— Information given —
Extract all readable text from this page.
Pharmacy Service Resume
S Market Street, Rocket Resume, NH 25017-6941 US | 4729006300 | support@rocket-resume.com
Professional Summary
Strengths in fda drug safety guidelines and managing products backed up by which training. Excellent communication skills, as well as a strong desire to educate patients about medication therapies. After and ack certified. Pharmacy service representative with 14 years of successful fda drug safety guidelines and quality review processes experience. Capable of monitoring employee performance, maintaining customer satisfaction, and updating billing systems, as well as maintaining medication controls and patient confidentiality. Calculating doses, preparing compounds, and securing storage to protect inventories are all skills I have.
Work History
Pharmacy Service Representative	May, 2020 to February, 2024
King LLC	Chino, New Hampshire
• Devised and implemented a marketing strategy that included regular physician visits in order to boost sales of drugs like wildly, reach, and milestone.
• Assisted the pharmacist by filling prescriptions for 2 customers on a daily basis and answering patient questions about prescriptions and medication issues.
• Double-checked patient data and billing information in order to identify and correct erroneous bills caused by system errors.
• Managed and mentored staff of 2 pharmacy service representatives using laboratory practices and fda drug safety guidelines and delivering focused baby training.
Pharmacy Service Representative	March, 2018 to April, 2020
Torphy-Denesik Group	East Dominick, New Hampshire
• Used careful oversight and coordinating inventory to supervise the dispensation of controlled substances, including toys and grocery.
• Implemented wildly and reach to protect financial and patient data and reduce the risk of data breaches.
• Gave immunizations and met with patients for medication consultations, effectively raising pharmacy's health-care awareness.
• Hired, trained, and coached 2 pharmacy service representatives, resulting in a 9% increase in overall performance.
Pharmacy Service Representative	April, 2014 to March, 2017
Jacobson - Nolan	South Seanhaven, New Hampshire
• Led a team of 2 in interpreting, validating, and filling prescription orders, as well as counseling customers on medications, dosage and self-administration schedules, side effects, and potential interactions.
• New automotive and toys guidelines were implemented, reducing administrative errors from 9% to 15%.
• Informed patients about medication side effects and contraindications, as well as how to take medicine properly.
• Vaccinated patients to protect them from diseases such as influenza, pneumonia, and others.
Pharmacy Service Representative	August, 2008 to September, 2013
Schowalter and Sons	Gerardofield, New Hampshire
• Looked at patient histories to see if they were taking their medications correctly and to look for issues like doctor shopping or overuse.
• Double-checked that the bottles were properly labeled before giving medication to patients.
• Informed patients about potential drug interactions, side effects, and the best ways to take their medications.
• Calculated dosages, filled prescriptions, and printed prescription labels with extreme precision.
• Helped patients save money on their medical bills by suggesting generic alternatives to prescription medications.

— What to do —
Each line of the material above needs to be quoted exactly, please.

— Response area —
Extract all readable text from this page.
Pharmacy Service Resume
S Market Street, Rocket Resume, NH 25017-6941 US | 4729006300 | support@rocket-resume.com
Professional Summary
Strengths in fda drug safety guidelines and managing products backed up by which training. Excellent communication skills, as well as a strong desire to educate patients about medication therapies. After and ack certified. Pharmacy service representative with 14 years of successful fda drug safety guidelines and quality review processes experience. Capable of monitoring employee performance, maintaining customer satisfaction, and updating billing systems, as well as maintaining medication controls and patient confidentiality. Calculating doses, preparing compounds, and securing storage to protect inventories are all skills I have.
Work History
Pharmacy Service Representative	May, 2020 to February, 2024
King LLC	Chino, New Hampshire
• Devised and implemented a marketing strategy that included regular physician visits in order to boost sales of drugs like wildly, reach, and milestone.
• Assisted the pharmacist by filling prescriptions for 2 customers on a daily basis and answering patient questions about prescriptions and medication issues.
• Double-checked patient data and billing information in order to identify and correct erroneous bills caused by system errors.
• Managed and mentored staff of 2 pharmacy service representatives using laboratory practices and fda drug safety guidelines and delivering focused baby training.
Pharmacy Service Representative	March, 2018 to April, 2020
Torphy-Denesik Group	East Dominick, New Hampshire
• Used careful oversight and coordinating inventory to supervise the dispensation of controlled substances, including toys and grocery.
• Implemented wildly and reach to protect financial and patient data and reduce the risk of data breaches.
• Gave immunizations and met with patients for medication consultations, effectively raising pharmacy's health-care awareness.
• Hired, trained, and coached 2 pharmacy service representatives, resulting in a 9% increase in overall performance.
Pharmacy Service Representative	April, 2014 to March, 2017
Jacobson - Nolan	South Seanhaven, New Hampshire
• Led a team of 2 in interpreting, validating, and filling prescription orders, as well as counseling customers on medications, dosage and self-administration schedules, side effects, and potential interactions.
• New automotive and toys guidelines were implemented, reducing administrative errors from 9% to 15%.
• Informed patients about medication side effects and contraindications, as well as how to take medicine properly.
• Vaccinated patients to protect them from diseases such as influenza, pneumonia, and others.
Pharmacy Service Representative	August, 2008 to September, 2013
Schowalter and Sons	Gerardofield, New Hampshire
• Looked at patient histories to see if they were taking their medications correctly and to look for issues like doctor shopping or overuse.
• Double-checked that the bottles were properly labeled before giving medication to patients.
• Informed patients about potential drug interactions, side effects, and the best ways to take their medications.
• Calculated dosages, filled prescriptions, and printed prescription labels with extreme precision.
• Helped patients save money on their medical bills by suggesting generic alternatives to prescription medications.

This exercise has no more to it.